• _Do this_
Below are entries. Pull out all lines containing "subtitle".

• _Exercise materials_
━━━━━━

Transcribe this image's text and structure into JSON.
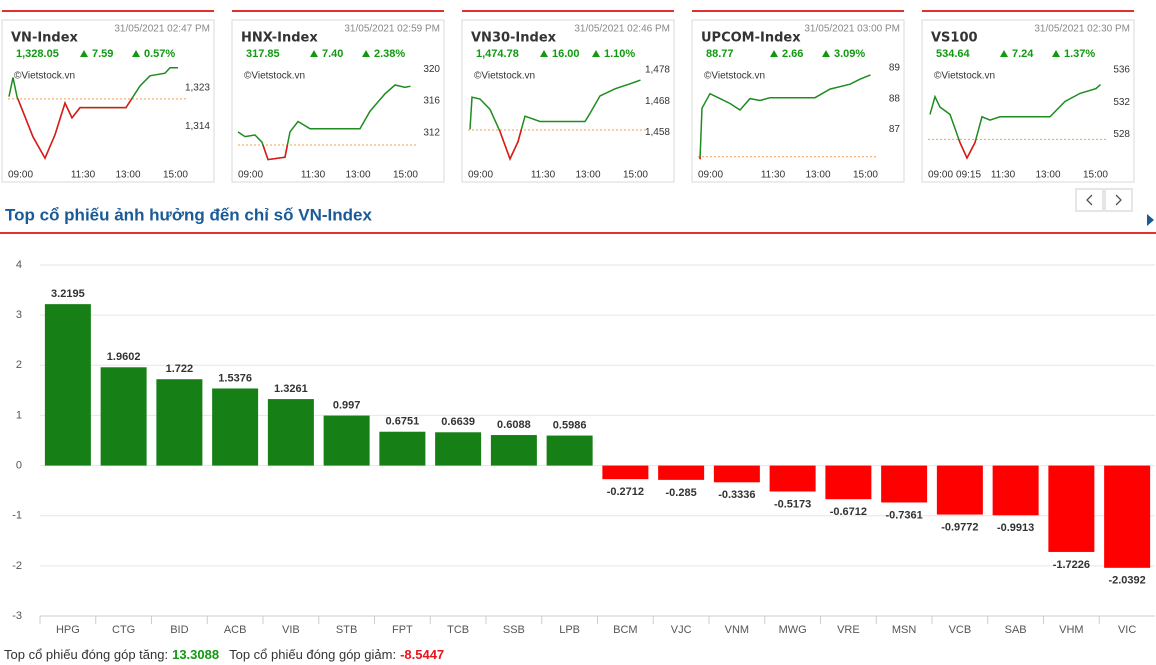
{
  "header": {
    "title": "Top cổ phiếu ảnh hưởng đến chỉ số VN-Index"
  },
  "footer": {
    "up_label": "Top cổ phiếu đóng góp tăng:",
    "up_value": "13.3088",
    "down_label": "Top cổ phiếu đóng góp giảm:",
    "down_value": "-8.5447"
  },
  "chart_data": [
    {
      "type": "line",
      "title": "VN-Index",
      "timestamp": "31/05/2021 02:47 PM",
      "price": "1,328.05",
      "change": "7.59",
      "change_pct": "0.57%",
      "source": "©Vietstock.vn",
      "x": [
        "09:02",
        "09:10",
        "09:18",
        "09:50",
        "10:14",
        "10:34",
        "10:54",
        "11:08",
        "11:24",
        "12:56",
        "13:24",
        "13:44",
        "14:14",
        "14:24",
        "14:40"
      ],
      "values": [
        1321,
        1325.5,
        1321,
        1311.5,
        1306.5,
        1312,
        1319.5,
        1316,
        1318.4,
        1318.4,
        1323.5,
        1325.9,
        1326.5,
        1327.8,
        1327.8
      ],
      "xlim": [
        "09:00",
        "15:00"
      ],
      "xticks": [
        "09:00",
        "11:30",
        "13:00",
        "15:00"
      ],
      "ylim": [
        1305.6,
        1328.2
      ],
      "yticks": [
        {
          "value": 1323,
          "label": "1,323"
        },
        {
          "value": 1314,
          "label": "1,314"
        }
      ],
      "reference": 1320.46,
      "color": "#1e8c1e",
      "below_color": "#e8141b",
      "reference_color": "#f0a050"
    },
    {
      "type": "line",
      "title": "HNX-Index",
      "timestamp": "31/05/2021 02:59 PM",
      "price": "317.85",
      "change": "7.40",
      "change_pct": "2.38%",
      "source": "©Vietstock.vn",
      "x": [
        "09:00",
        "09:14",
        "09:34",
        "09:48",
        "10:00",
        "10:34",
        "10:44",
        "11:00",
        "11:24",
        "13:04",
        "13:24",
        "13:54",
        "14:14",
        "14:34",
        "14:45"
      ],
      "values": [
        312.1,
        311.5,
        311.7,
        310.8,
        308.6,
        308.9,
        312.1,
        313.4,
        312.5,
        312.5,
        314.7,
        316.9,
        318,
        317.7,
        317.85
      ],
      "xlim": [
        "09:00",
        "15:00"
      ],
      "xticks": [
        "09:00",
        "11:30",
        "13:00",
        "15:00"
      ],
      "ylim": [
        308.3,
        320.4
      ],
      "yticks": [
        320,
        316,
        312
      ],
      "reference": 310.45,
      "color": "#1e8c1e",
      "below_color": "#e8141b",
      "reference_color": "#f0a050"
    },
    {
      "type": "line",
      "title": "VN30-Index",
      "timestamp": "31/05/2021 02:46 PM",
      "price": "1,474.78",
      "change": "16.00",
      "change_pct": "1.10%",
      "source": "©Vietstock.vn",
      "x": [
        "09:04",
        "09:08",
        "09:24",
        "09:44",
        "10:04",
        "10:24",
        "10:40",
        "10:54",
        "11:24",
        "12:54",
        "13:04",
        "13:24",
        "13:54",
        "14:24",
        "14:45"
      ],
      "values": [
        1459,
        1469.3,
        1468.7,
        1465.4,
        1458.3,
        1449.5,
        1455,
        1463.2,
        1461.5,
        1461.5,
        1464.1,
        1469.7,
        1472,
        1473.6,
        1474.78
      ],
      "xlim": [
        "09:00",
        "15:00"
      ],
      "xticks": [
        "09:00",
        "11:30",
        "13:00",
        "15:00"
      ],
      "ylim": [
        1448.5,
        1479.3
      ],
      "yticks": [
        {
          "value": 1478,
          "label": "1,478"
        },
        {
          "value": 1468,
          "label": "1,468"
        },
        {
          "value": 1458,
          "label": "1,458"
        }
      ],
      "reference": 1458.78,
      "color": "#1e8c1e",
      "below_color": "#e8141b",
      "reference_color": "#f0a050"
    },
    {
      "type": "line",
      "title": "UPCOM-Index",
      "timestamp": "31/05/2021 03:00 PM",
      "price": "88.77",
      "change": "2.66",
      "change_pct": "3.09%",
      "source": "©Vietstock.vn",
      "x": [
        "09:04",
        "09:08",
        "09:24",
        "09:44",
        "10:04",
        "10:24",
        "10:44",
        "11:04",
        "11:24",
        "12:54",
        "13:24",
        "14:04",
        "14:24",
        "14:45"
      ],
      "values": [
        86.03,
        87.69,
        88.16,
        88,
        87.84,
        87.63,
        88,
        87.94,
        88.03,
        88.03,
        88.31,
        88.47,
        88.63,
        88.77
      ],
      "xlim": [
        "09:00",
        "15:00"
      ],
      "xticks": [
        "09:00",
        "11:30",
        "13:00",
        "15:00"
      ],
      "ylim": [
        85.94,
        89.06
      ],
      "yticks": [
        89,
        88,
        87
      ],
      "reference": 86.11,
      "color": "#1e8c1e",
      "below_color": "#e8141b",
      "reference_color": "#f0a050"
    },
    {
      "type": "line",
      "title": "VS100",
      "timestamp": "31/05/2021 02:30 PM",
      "price": "534.64",
      "change": "7.24",
      "change_pct": "1.37%",
      "source": "©Vietstock.vn",
      "x": [
        "09:04",
        "09:14",
        "09:24",
        "09:44",
        "10:04",
        "10:18",
        "10:34",
        "10:48",
        "11:04",
        "11:24",
        "13:04",
        "13:34",
        "14:04",
        "14:36",
        "14:45"
      ],
      "values": [
        530.5,
        532.7,
        531.4,
        530.5,
        527,
        525.1,
        527,
        530.2,
        529.8,
        530.2,
        530.2,
        532.1,
        533.1,
        533.7,
        534.2
      ],
      "xlim": [
        "09:00",
        "15:00"
      ],
      "xticks": [
        "09:00",
        "09:15",
        "11:30",
        "13:00",
        "15:00"
      ],
      "ylim": [
        524.6,
        536.5
      ],
      "yticks": [
        536,
        532,
        528
      ],
      "reference": 527.4,
      "color": "#1e8c1e",
      "below_color": "#e8141b",
      "reference_color": "#f0a050"
    },
    {
      "type": "bar",
      "categories": [
        "HPG",
        "CTG",
        "BID",
        "ACB",
        "VIB",
        "STB",
        "FPT",
        "TCB",
        "SSB",
        "LPB",
        "BCM",
        "VJC",
        "VNM",
        "MWG",
        "VRE",
        "MSN",
        "VCB",
        "SAB",
        "VHM",
        "VIC"
      ],
      "values": [
        3.2195,
        1.9602,
        1.722,
        1.5376,
        1.3261,
        0.997,
        0.6751,
        0.6639,
        0.6088,
        0.5986,
        -0.2712,
        -0.285,
        -0.3336,
        -0.5173,
        -0.6712,
        -0.7361,
        -0.9772,
        -0.9913,
        -1.7226,
        -2.0392
      ],
      "ylim": [
        -3,
        4
      ],
      "yticks": [
        -3,
        -2,
        -1,
        0,
        1,
        2,
        3,
        4
      ],
      "grid": true,
      "positive_color": "#168016",
      "negative_color": "#ff0000"
    }
  ]
}
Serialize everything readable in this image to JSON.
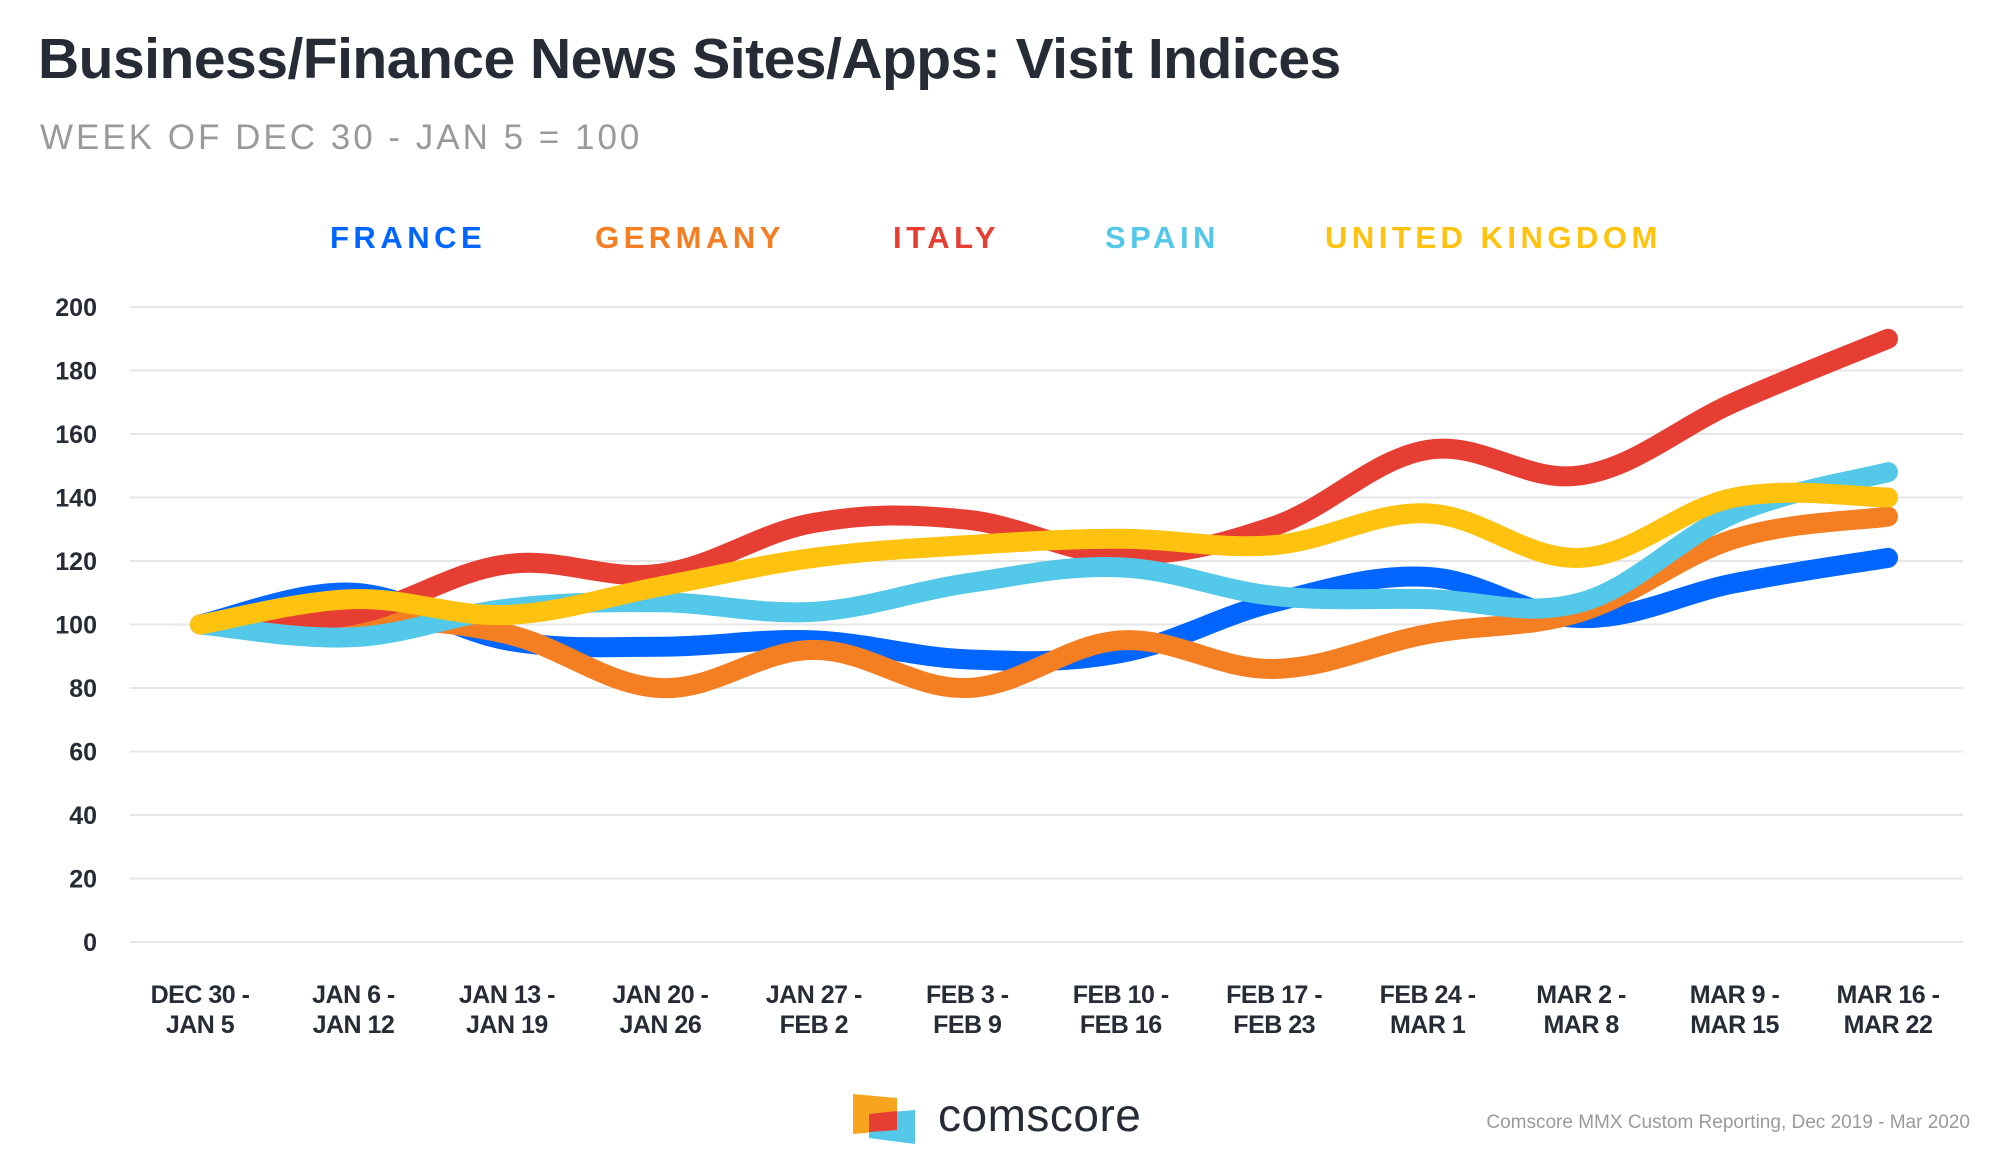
{
  "header": {
    "title": "Business/Finance News Sites/Apps: Visit Indices",
    "subtitle": "WEEK OF DEC 30 - JAN 5 = 100"
  },
  "footer": {
    "brand": "comscore",
    "logo_icon": "comscore-logo-icon",
    "logo_colors": [
      "#f8a51e",
      "#e63e33",
      "#53c8e8"
    ],
    "source": "Comscore MMX Custom Reporting, Dec 2019 - Mar 2020"
  },
  "chart_data": {
    "type": "line",
    "title": "Business/Finance News Sites/Apps: Visit Indices",
    "subtitle": "WEEK OF DEC 30 - JAN 5 = 100",
    "xlabel": "",
    "ylabel": "",
    "ylim": [
      0,
      200
    ],
    "yticks": [
      0,
      20,
      40,
      60,
      80,
      100,
      120,
      140,
      160,
      180,
      200
    ],
    "grid": true,
    "legend_position": "top-center",
    "categories": [
      [
        "DEC 30 -",
        "JAN 5"
      ],
      [
        "JAN 6 -",
        "JAN 12"
      ],
      [
        "JAN 13 -",
        "JAN 19"
      ],
      [
        "JAN 20 -",
        "JAN 26"
      ],
      [
        "JAN 27 -",
        "FEB 2"
      ],
      [
        "FEB 3 -",
        "FEB 9"
      ],
      [
        "FEB 10 -",
        "FEB 16"
      ],
      [
        "FEB 17 -",
        "FEB 23"
      ],
      [
        "FEB 24 -",
        "MAR 1"
      ],
      [
        "MAR 2 -",
        "MAR 8"
      ],
      [
        "MAR 9 -",
        "MAR 15"
      ],
      [
        "MAR 16 -",
        "MAR 22"
      ]
    ],
    "series": [
      {
        "name": "FRANCE",
        "color": "#0066ff",
        "values": [
          100,
          110,
          95,
          93,
          95,
          89,
          91,
          107,
          115,
          102,
          113,
          121
        ]
      },
      {
        "name": "GERMANY",
        "color": "#f47e22",
        "values": [
          100,
          102,
          97,
          80,
          92,
          80,
          95,
          86,
          97,
          104,
          127,
          134
        ]
      },
      {
        "name": "ITALY",
        "color": "#e63e33",
        "values": [
          100,
          103,
          119,
          116,
          132,
          133,
          122,
          131,
          155,
          147,
          170,
          190
        ]
      },
      {
        "name": "SPAIN",
        "color": "#53c8e8",
        "values": [
          100,
          96,
          105,
          107,
          104,
          113,
          118,
          109,
          108,
          107,
          135,
          148
        ]
      },
      {
        "name": "UNITED KINGDOM",
        "color": "#ffc20e",
        "values": [
          100,
          108,
          103,
          112,
          121,
          125,
          127,
          125,
          135,
          121,
          140,
          140
        ]
      }
    ]
  }
}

━━━━━━

• _Solved problem_
    "subtitle": "WEEK OF DEC 30 - JAN 5 = 100"
    "subtitle": "WEEK OF DEC 30 - JAN 5 = 100",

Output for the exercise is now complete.